WRITTEN EXERCISE ->
Within the listing below, locate all lines containing the word "discovered". Copy each one.
━━━━━━━━━━
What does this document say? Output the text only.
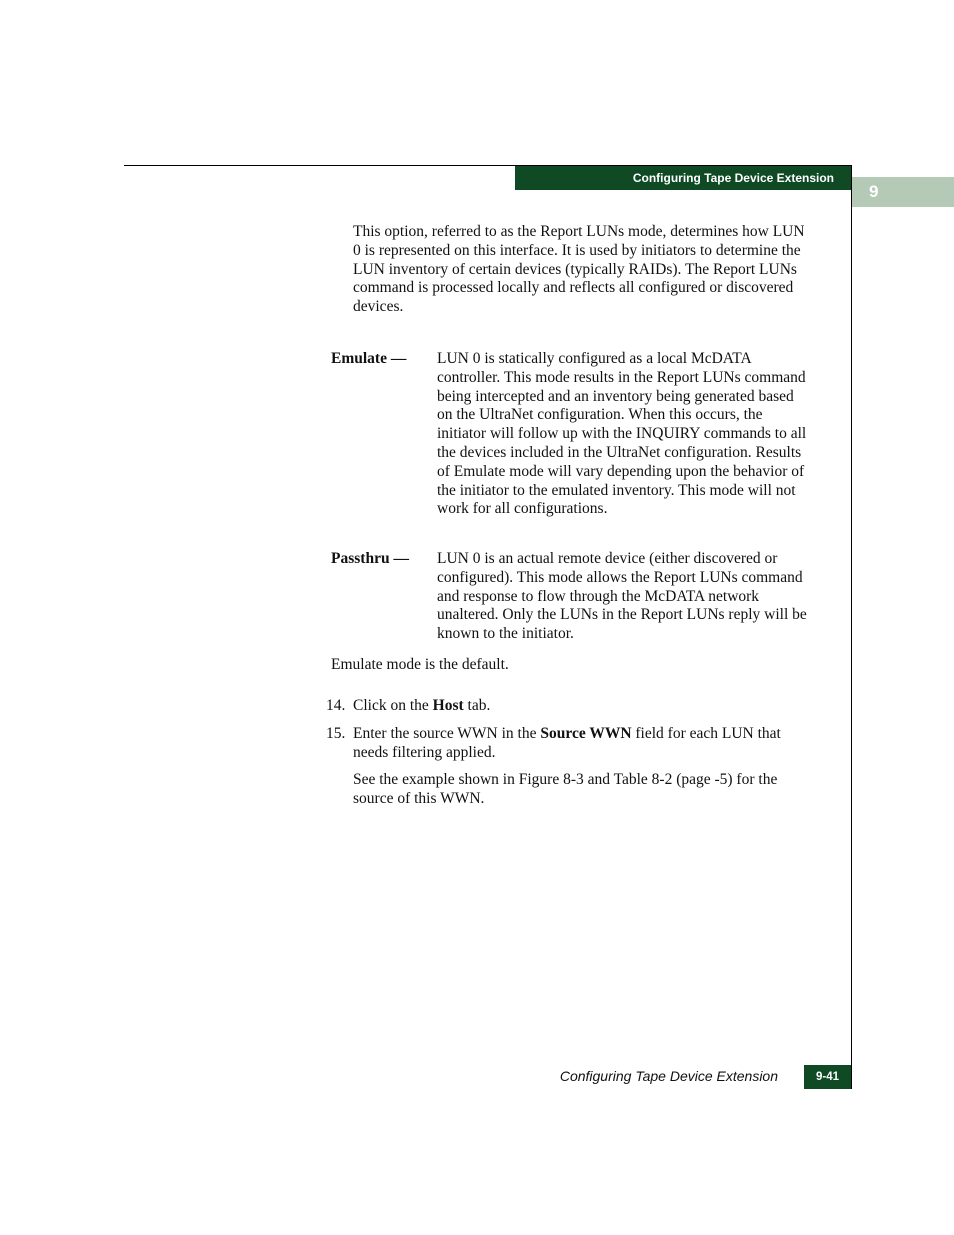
Configuring Tape Device Extension
9

This option, referred to as the Report LUNs mode, determines how LUN 0 is represented on this interface. It is used by initiators to determine the LUN inventory of certain devices (typically RAIDs). The Report LUNs command is processed locally and reflects all configured or discovered devices.

Emulate — LUN 0 is statically configured as a local McDATA controller. This mode results in the Report LUNs command being intercepted and an inventory being generated based on the UltraNet configuration. When this occurs, the initiator will follow up with the INQUIRY commands to all the devices included in the UltraNet configuration. Results of Emulate mode will vary depending upon the behavior of the initiator to the emulated inventory. This mode will not work for all configurations.

Passthru — LUN 0 is an actual remote device (either discovered or configured). This mode allows the Report LUNs command and response to flow through the McDATA network unaltered. Only the LUNs in the Report LUNs reply will be known to the initiator.

Emulate mode is the default.

14. Click on the Host tab.
15. Enter the source WWN in the Source WWN field for each LUN that needs filtering applied.

See the example shown in Figure 8-3 and Table 8-2 (page -5) for the source of this WWN.

Configuring Tape Device Extension	9-41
━━━━━━━━━━
SOLVED EXERCISE ->
This option, referred to as the Report LUNs mode, determines how LUN 0 is represented on this interface. It is used by initiators to determine the LUN inventory of certain devices (typically RAIDs). The Report LUNs command is processed locally and reflects all configured or discovered devices.
Passthru — LUN 0 is an actual remote device (either discovered or configured). This mode allows the Report LUNs command and response to flow through the McDATA network unaltered. Only the LUNs in the Report LUNs reply will be known to the initiator.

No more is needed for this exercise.